§ WHAT IS NEEDED:
Return the lines of the material below without any changes, starting at the line containing "Where is each" and ending at the line containing "empty-block <box>162 196 198 215</box>".

§ Spatial layout data:
◆ ◆ ◆ ◆
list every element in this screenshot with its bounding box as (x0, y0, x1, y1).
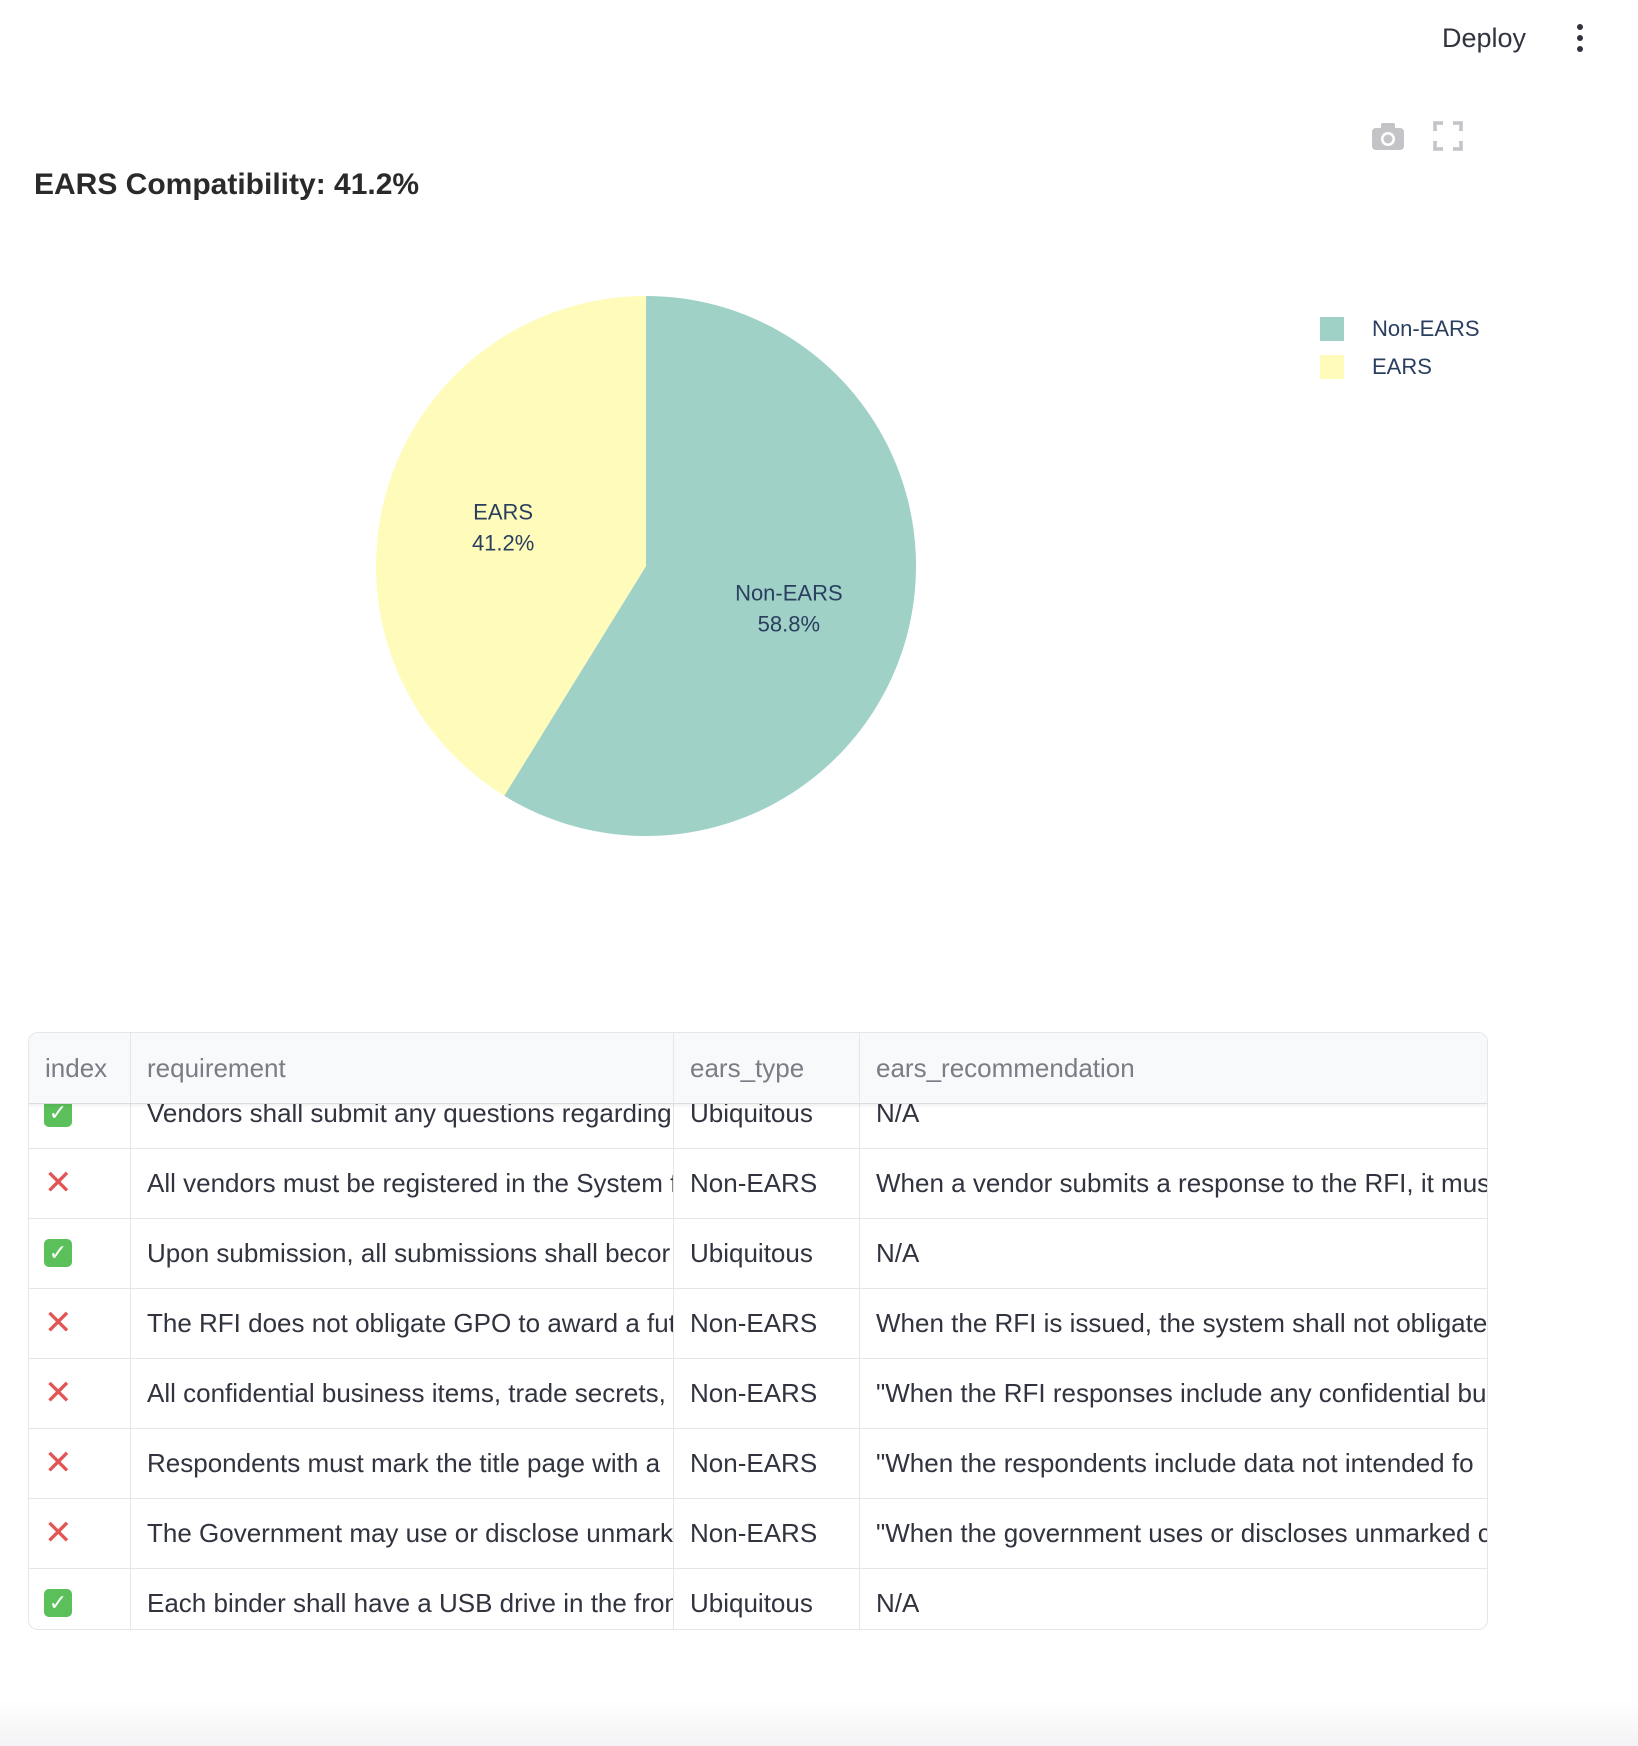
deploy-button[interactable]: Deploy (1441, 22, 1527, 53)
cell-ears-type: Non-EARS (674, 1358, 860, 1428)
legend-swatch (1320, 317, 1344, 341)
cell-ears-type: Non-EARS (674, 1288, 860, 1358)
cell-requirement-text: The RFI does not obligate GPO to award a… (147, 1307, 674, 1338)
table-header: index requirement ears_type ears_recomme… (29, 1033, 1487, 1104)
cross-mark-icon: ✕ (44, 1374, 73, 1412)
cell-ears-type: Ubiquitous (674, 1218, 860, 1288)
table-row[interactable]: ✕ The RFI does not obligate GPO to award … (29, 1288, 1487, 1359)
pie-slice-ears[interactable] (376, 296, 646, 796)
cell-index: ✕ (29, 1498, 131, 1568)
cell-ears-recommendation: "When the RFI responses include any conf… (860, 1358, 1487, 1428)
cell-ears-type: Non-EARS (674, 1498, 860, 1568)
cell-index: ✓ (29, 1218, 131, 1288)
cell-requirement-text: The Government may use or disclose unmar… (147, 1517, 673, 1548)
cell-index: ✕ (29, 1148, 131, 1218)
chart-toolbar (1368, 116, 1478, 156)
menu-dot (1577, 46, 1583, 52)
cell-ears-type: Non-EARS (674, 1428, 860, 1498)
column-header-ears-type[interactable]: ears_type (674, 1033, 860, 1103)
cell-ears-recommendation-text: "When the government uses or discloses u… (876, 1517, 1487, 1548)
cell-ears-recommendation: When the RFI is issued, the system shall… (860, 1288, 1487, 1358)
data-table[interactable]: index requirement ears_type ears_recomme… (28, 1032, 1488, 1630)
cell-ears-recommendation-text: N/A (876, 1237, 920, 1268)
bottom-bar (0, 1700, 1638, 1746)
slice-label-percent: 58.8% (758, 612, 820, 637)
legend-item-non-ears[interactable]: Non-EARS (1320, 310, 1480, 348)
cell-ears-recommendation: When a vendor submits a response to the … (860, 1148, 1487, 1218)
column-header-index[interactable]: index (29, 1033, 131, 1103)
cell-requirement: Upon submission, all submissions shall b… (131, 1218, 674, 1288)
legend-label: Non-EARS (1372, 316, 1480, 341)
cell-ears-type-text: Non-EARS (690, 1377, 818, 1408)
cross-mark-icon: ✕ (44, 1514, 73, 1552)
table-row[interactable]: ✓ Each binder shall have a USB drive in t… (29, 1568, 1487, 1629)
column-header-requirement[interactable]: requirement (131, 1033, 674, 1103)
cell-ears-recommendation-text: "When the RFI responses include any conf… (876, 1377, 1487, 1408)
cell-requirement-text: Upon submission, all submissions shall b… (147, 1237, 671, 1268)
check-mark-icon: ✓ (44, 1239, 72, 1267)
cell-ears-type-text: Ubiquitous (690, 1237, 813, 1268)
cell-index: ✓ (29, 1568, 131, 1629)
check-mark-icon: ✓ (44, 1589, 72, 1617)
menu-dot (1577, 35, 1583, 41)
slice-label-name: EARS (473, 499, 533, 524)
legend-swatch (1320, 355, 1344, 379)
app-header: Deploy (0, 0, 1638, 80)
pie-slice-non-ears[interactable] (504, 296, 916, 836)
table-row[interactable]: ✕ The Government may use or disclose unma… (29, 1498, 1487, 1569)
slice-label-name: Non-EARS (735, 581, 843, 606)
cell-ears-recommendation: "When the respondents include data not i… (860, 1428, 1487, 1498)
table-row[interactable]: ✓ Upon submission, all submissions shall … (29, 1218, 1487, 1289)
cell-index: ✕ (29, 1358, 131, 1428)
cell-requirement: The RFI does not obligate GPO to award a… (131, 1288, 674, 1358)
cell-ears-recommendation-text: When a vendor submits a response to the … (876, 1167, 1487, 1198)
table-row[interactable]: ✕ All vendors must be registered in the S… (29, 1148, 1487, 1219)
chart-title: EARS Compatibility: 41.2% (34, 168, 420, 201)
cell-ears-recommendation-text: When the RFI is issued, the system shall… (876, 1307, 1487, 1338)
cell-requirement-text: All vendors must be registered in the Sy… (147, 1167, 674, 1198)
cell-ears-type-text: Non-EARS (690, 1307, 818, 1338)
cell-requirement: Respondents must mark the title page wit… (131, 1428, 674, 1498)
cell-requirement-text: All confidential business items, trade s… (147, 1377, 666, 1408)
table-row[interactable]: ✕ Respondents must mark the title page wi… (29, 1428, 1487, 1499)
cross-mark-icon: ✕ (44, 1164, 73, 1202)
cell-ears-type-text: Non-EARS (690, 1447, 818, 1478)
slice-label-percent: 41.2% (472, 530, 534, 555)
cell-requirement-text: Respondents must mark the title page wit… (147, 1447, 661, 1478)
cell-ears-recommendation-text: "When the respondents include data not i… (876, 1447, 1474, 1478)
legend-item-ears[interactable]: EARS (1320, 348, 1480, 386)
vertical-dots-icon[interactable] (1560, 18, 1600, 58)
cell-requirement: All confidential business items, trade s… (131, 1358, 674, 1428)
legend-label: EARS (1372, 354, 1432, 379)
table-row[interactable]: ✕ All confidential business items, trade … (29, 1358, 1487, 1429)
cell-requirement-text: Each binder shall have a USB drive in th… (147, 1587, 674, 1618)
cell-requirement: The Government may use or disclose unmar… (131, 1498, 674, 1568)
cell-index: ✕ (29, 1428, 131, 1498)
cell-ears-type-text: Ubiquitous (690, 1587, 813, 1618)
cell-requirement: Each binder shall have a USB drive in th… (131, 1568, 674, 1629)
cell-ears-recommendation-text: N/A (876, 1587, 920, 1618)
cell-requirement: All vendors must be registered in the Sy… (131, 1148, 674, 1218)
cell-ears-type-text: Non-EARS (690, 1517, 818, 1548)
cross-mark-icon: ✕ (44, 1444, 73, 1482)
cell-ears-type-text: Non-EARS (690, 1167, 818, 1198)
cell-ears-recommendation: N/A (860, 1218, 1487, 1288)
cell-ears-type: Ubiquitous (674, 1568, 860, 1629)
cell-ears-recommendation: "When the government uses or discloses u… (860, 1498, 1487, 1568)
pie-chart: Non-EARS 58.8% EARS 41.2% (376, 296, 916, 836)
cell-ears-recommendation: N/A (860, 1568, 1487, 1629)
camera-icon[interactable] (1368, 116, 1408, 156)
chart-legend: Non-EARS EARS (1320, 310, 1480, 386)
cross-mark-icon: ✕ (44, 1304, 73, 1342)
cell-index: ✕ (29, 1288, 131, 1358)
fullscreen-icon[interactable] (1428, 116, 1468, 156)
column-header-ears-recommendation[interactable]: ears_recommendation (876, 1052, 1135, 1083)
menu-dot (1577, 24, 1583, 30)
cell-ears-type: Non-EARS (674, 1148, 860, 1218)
◆ ◆ ◆ ◆
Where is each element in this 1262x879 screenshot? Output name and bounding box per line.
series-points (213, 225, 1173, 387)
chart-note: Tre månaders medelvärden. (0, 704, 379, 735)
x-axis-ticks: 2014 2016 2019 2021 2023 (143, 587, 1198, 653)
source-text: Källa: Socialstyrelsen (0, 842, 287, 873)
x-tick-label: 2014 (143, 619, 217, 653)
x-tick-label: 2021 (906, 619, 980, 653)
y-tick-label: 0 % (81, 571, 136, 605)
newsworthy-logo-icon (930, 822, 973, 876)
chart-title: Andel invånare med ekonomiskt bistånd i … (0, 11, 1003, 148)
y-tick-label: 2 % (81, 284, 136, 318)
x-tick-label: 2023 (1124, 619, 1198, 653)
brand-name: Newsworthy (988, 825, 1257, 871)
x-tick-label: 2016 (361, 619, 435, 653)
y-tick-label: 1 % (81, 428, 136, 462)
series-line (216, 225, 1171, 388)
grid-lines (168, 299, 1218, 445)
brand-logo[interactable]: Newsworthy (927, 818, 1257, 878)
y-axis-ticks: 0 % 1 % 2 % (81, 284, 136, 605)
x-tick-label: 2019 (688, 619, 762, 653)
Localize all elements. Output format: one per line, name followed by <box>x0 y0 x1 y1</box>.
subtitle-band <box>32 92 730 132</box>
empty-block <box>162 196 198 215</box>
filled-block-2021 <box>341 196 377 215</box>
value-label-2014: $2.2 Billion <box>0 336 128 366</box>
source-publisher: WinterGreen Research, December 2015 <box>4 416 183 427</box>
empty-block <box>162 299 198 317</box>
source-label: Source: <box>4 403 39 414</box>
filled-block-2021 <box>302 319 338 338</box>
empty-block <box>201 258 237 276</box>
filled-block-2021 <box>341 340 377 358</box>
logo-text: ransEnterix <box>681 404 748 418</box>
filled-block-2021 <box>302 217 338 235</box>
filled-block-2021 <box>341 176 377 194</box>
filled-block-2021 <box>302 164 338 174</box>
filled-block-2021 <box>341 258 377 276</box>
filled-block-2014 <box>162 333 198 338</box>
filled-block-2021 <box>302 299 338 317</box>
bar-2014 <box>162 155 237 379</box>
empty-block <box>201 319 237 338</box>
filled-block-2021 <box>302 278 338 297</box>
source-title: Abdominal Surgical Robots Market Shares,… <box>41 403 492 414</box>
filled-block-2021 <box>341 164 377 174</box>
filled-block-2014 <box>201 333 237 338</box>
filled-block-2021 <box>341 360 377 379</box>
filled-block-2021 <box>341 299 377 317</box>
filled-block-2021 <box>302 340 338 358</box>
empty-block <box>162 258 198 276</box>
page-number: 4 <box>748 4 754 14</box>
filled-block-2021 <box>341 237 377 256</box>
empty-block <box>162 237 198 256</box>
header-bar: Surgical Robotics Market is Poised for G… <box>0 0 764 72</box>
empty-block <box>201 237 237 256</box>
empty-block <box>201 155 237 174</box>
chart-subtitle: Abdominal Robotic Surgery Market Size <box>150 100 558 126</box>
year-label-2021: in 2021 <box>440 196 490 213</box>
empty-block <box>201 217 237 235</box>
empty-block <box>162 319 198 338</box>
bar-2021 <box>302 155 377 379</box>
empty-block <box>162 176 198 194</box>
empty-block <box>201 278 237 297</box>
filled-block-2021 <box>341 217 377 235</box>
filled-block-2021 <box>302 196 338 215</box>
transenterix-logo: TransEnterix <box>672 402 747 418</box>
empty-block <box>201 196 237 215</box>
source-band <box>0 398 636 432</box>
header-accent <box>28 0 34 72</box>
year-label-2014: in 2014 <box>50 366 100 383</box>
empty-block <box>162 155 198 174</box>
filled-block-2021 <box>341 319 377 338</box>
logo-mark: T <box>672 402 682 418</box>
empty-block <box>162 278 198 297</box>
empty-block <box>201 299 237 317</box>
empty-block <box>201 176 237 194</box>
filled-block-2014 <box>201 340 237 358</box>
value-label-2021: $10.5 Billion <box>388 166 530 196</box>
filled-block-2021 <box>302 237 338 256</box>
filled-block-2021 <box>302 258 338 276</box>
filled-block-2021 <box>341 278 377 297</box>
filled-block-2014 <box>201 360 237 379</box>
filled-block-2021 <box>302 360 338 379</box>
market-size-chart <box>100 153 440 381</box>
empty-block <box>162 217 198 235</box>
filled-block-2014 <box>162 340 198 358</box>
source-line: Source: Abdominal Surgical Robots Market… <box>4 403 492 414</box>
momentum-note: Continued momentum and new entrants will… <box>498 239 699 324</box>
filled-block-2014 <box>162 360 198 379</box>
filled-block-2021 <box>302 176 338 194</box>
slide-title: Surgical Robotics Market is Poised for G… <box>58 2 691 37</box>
◆ ◆ ◆ ◆
§ EXERCISE SOLUTION:
Where is each element in this 1262x879 screenshot? Output name and bounding box per line.
series-points (213, 225, 1173, 387)
chart-note: Tre månaders medelvärden. (0, 704, 379, 735)
x-axis-ticks: 2014 2016 2019 2021 2023 (143, 587, 1198, 653)
source-text: Källa: Socialstyrelsen (0, 842, 287, 873)
x-tick-label: 2014 (143, 619, 217, 653)
x-tick-label: 2021 (906, 619, 980, 653)
y-tick-label: 0 % (81, 571, 136, 605)
newsworthy-logo-icon (930, 822, 973, 876)
chart-title: Andel invånare med ekonomiskt bistånd i … (0, 11, 1003, 148)
y-tick-label: 2 % (81, 284, 136, 318)
x-tick-label: 2023 (1124, 619, 1198, 653)
brand-name: Newsworthy (988, 825, 1257, 871)
x-tick-label: 2016 (361, 619, 435, 653)
y-tick-label: 1 % (81, 428, 136, 462)
series-line (216, 225, 1171, 388)
grid-lines (168, 299, 1218, 445)
brand-logo[interactable]: Newsworthy (927, 818, 1257, 878)
y-axis-ticks: 0 % 1 % 2 % (81, 284, 136, 605)
x-tick-label: 2019 (688, 619, 762, 653)
Localize all elements. Output format: one per line, name followed by <box>x0 y0 x1 y1</box>.
subtitle-band <box>32 92 730 132</box>
empty-block <box>162 196 198 215</box>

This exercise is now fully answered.